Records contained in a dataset

#####

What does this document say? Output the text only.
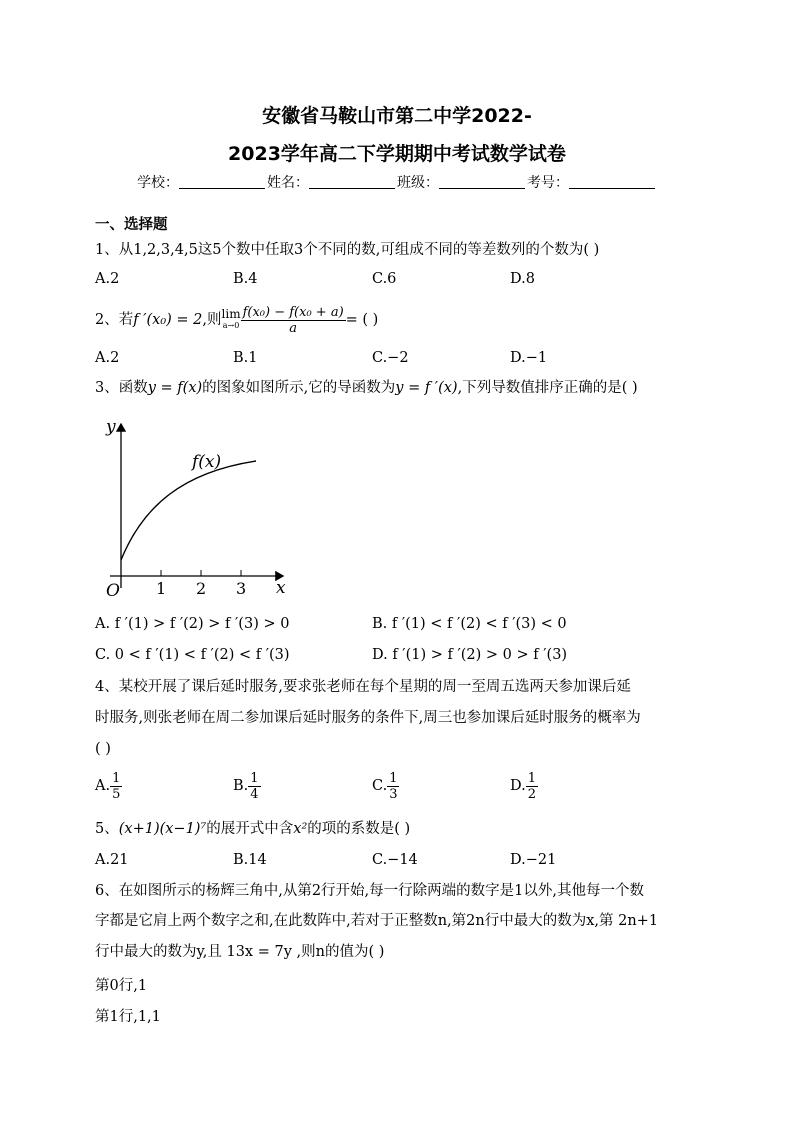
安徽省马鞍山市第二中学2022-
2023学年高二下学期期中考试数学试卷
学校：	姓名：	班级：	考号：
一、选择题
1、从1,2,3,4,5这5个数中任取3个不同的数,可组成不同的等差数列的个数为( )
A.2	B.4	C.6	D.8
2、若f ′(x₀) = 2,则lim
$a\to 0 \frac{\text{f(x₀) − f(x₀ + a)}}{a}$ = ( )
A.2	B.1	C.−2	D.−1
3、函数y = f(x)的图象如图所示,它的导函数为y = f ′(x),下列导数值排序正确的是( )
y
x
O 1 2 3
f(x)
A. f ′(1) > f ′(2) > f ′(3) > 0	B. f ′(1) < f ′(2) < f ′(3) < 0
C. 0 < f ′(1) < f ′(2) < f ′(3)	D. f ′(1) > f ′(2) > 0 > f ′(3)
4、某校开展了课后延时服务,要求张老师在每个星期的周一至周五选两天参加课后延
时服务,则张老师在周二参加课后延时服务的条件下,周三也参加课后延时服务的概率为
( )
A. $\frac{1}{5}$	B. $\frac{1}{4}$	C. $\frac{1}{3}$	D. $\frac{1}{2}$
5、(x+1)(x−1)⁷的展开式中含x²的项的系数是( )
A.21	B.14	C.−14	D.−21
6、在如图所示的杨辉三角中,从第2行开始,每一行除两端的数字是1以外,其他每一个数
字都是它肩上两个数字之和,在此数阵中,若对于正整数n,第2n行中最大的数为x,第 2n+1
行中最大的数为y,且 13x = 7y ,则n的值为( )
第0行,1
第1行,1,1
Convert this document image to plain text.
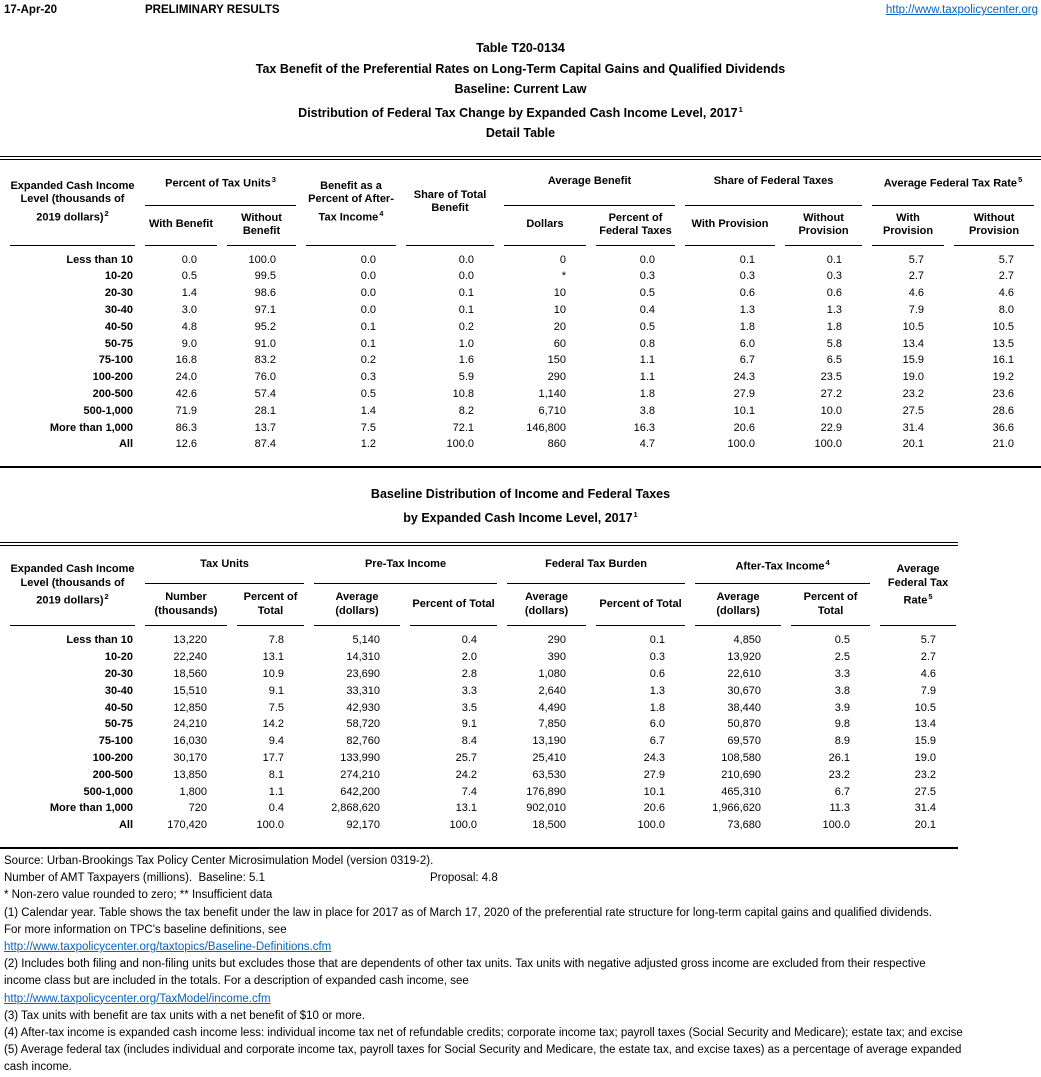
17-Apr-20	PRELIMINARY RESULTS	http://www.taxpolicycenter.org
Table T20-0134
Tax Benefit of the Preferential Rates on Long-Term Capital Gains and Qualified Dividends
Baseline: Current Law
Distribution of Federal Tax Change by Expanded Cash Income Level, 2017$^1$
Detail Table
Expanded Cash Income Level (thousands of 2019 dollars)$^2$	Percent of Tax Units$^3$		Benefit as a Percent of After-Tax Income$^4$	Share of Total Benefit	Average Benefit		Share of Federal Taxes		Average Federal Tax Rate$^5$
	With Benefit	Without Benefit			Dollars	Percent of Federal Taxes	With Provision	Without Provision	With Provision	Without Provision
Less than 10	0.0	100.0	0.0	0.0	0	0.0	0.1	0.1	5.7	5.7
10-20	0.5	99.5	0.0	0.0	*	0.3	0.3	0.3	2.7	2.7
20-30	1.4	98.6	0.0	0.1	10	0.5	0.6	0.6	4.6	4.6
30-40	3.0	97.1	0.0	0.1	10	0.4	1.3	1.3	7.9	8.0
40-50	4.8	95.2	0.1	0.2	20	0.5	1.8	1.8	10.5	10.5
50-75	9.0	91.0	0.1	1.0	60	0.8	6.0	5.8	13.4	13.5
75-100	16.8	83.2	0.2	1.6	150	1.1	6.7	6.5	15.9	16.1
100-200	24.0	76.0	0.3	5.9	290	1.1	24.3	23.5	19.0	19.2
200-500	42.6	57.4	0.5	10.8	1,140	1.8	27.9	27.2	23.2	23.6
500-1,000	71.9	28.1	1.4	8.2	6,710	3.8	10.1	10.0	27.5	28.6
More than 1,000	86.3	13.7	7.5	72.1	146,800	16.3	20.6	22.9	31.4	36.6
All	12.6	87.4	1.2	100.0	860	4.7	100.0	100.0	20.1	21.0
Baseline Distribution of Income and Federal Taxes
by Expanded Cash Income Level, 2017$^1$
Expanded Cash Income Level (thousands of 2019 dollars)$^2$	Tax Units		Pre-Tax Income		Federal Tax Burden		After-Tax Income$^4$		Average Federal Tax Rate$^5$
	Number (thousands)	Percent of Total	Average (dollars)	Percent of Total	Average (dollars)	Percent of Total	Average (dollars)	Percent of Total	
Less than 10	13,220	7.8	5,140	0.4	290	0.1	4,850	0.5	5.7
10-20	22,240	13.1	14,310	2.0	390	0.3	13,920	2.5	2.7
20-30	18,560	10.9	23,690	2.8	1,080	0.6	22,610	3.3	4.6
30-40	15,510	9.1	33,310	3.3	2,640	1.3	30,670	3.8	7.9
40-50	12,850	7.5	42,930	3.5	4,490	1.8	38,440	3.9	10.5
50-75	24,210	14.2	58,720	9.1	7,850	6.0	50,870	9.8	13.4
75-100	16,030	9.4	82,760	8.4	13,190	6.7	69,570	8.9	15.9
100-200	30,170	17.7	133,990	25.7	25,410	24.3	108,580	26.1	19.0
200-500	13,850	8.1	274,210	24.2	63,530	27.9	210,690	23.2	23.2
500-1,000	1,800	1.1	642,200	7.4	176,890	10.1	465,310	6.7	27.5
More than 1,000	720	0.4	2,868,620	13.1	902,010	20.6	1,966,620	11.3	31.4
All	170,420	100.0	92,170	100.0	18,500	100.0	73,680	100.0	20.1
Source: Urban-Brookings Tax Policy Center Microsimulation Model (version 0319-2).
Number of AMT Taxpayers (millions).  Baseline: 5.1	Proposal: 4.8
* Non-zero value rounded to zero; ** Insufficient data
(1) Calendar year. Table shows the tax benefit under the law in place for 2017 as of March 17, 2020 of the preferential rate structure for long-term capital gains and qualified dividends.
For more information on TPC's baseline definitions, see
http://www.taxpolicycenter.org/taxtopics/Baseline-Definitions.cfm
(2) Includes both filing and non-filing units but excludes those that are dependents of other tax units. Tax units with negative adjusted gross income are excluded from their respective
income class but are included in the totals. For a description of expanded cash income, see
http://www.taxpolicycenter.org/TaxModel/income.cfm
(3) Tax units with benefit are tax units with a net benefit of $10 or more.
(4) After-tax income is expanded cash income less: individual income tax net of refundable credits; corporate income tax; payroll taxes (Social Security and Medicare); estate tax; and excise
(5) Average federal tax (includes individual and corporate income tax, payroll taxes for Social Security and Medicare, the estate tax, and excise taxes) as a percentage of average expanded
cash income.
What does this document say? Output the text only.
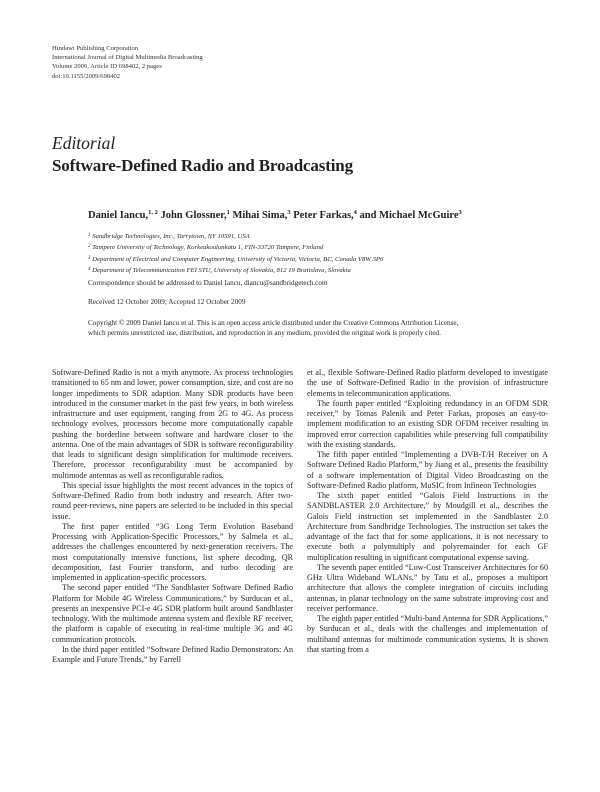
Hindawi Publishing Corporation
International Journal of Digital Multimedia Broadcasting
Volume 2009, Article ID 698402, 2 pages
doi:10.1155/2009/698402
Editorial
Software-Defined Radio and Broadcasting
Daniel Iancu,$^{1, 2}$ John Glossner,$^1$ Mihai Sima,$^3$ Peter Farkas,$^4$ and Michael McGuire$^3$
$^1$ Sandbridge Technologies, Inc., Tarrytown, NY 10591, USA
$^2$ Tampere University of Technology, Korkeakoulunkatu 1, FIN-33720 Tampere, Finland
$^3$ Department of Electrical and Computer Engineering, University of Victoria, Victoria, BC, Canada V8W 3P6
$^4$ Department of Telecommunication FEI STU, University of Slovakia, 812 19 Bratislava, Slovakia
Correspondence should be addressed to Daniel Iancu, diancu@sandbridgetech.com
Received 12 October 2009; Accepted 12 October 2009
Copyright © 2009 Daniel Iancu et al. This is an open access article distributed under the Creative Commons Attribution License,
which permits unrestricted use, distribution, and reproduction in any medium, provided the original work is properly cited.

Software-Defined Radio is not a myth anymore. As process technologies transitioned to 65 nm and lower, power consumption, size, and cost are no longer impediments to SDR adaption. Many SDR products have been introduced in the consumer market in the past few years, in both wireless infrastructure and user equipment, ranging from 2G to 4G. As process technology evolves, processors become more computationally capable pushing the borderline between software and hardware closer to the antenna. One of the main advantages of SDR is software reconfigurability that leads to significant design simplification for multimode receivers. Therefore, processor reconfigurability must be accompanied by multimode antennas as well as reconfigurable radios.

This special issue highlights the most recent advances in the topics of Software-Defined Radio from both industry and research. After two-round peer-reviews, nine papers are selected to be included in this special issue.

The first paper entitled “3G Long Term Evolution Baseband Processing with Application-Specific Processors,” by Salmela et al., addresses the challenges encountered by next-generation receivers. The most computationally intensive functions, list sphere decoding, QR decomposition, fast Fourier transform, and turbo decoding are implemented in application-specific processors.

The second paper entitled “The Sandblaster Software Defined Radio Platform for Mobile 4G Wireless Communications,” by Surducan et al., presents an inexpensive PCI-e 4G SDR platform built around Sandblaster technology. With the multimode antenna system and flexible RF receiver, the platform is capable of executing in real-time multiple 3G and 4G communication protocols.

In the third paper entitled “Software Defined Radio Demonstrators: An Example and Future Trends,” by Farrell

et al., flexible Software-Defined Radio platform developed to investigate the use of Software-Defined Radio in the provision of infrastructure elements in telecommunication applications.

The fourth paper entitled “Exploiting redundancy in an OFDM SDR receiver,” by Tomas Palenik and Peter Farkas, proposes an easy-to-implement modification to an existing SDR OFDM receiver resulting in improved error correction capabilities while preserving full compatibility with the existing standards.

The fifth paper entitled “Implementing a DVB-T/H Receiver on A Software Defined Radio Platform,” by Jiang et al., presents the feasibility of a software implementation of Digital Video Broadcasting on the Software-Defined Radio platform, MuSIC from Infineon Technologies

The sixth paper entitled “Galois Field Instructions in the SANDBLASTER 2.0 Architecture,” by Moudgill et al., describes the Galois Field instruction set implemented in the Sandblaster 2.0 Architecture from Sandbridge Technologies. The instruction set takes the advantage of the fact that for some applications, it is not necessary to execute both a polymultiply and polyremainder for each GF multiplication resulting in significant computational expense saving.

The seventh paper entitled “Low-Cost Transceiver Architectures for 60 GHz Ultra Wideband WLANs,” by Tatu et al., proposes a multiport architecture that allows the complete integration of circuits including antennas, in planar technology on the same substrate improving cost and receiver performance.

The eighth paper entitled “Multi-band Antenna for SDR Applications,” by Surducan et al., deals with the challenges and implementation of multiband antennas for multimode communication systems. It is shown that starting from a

#####

REQUIREMENT →
Copy each line of the records containing the string "Table".

FINAL RESULT →
Table T20-0134
Detail Table
(1) Calendar year. Table shows the tax benefit under the law in place for 2017 as of March 17, 2020 of the preferential rate structure for long-term capital gains and qualified dividends.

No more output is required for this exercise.